## Begin Extracted records

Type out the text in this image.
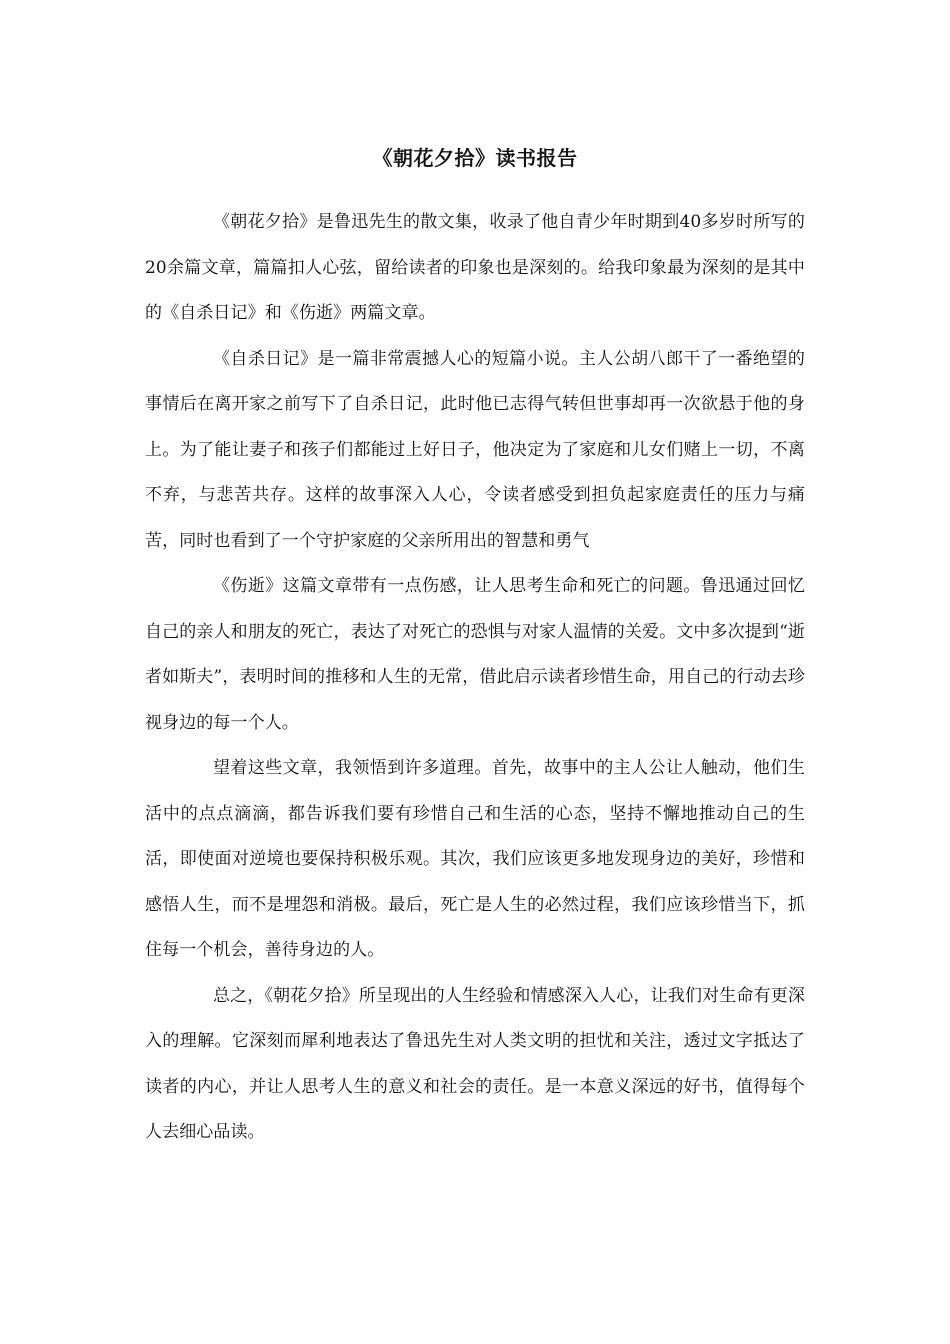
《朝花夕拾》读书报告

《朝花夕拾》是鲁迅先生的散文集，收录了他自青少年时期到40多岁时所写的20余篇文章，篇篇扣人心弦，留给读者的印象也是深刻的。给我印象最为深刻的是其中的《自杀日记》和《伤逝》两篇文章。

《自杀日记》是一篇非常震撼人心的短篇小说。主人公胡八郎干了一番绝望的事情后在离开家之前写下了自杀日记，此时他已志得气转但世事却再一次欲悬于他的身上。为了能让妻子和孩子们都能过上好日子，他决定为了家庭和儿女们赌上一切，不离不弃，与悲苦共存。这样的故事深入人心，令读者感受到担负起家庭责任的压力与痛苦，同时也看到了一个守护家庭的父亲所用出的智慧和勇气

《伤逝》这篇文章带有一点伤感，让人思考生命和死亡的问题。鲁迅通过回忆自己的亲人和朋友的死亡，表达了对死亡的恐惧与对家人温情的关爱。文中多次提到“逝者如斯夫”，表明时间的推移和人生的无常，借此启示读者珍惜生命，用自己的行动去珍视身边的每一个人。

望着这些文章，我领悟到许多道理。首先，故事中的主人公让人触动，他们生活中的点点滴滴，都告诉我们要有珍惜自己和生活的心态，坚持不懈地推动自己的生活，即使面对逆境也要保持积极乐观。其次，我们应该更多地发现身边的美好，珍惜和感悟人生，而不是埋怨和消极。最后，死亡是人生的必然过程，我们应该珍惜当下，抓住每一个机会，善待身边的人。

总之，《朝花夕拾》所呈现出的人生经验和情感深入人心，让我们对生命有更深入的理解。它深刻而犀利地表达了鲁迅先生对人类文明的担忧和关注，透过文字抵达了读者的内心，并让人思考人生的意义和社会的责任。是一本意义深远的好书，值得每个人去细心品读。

## End Extracted records

_Given instruction_: Leave out all images, then reproduce the entries above exactly.

_The completed task_:
Type out the text in this image.
《朝花夕拾》读书报告

《朝花夕拾》是鲁迅先生的散文集，收录了他自青少年时期到40多岁时所写的20余篇文章，篇篇扣人心弦，留给读者的印象也是深刻的。给我印象最为深刻的是其中的《自杀日记》和《伤逝》两篇文章。

《自杀日记》是一篇非常震撼人心的短篇小说。主人公胡八郎干了一番绝望的事情后在离开家之前写下了自杀日记，此时他已志得气转但世事却再一次欲悬于他的身上。为了能让妻子和孩子们都能过上好日子，他决定为了家庭和儿女们赌上一切，不离不弃，与悲苦共存。这样的故事深入人心，令读者感受到担负起家庭责任的压力与痛苦，同时也看到了一个守护家庭的父亲所用出的智慧和勇气

《伤逝》这篇文章带有一点伤感，让人思考生命和死亡的问题。鲁迅通过回忆自己的亲人和朋友的死亡，表达了对死亡的恐惧与对家人温情的关爱。文中多次提到“逝者如斯夫”，表明时间的推移和人生的无常，借此启示读者珍惜生命，用自己的行动去珍视身边的每一个人。

望着这些文章，我领悟到许多道理。首先，故事中的主人公让人触动，他们生活中的点点滴滴，都告诉我们要有珍惜自己和生活的心态，坚持不懈地推动自己的生活，即使面对逆境也要保持积极乐观。其次，我们应该更多地发现身边的美好，珍惜和感悟人生，而不是埋怨和消极。最后，死亡是人生的必然过程，我们应该珍惜当下，抓住每一个机会，善待身边的人。

总之，《朝花夕拾》所呈现出的人生经验和情感深入人心，让我们对生命有更深入的理解。它深刻而犀利地表达了鲁迅先生对人类文明的担忧和关注，透过文字抵达了读者的内心，并让人思考人生的意义和社会的责任。是一本意义深远的好书，值得每个人去细心品读。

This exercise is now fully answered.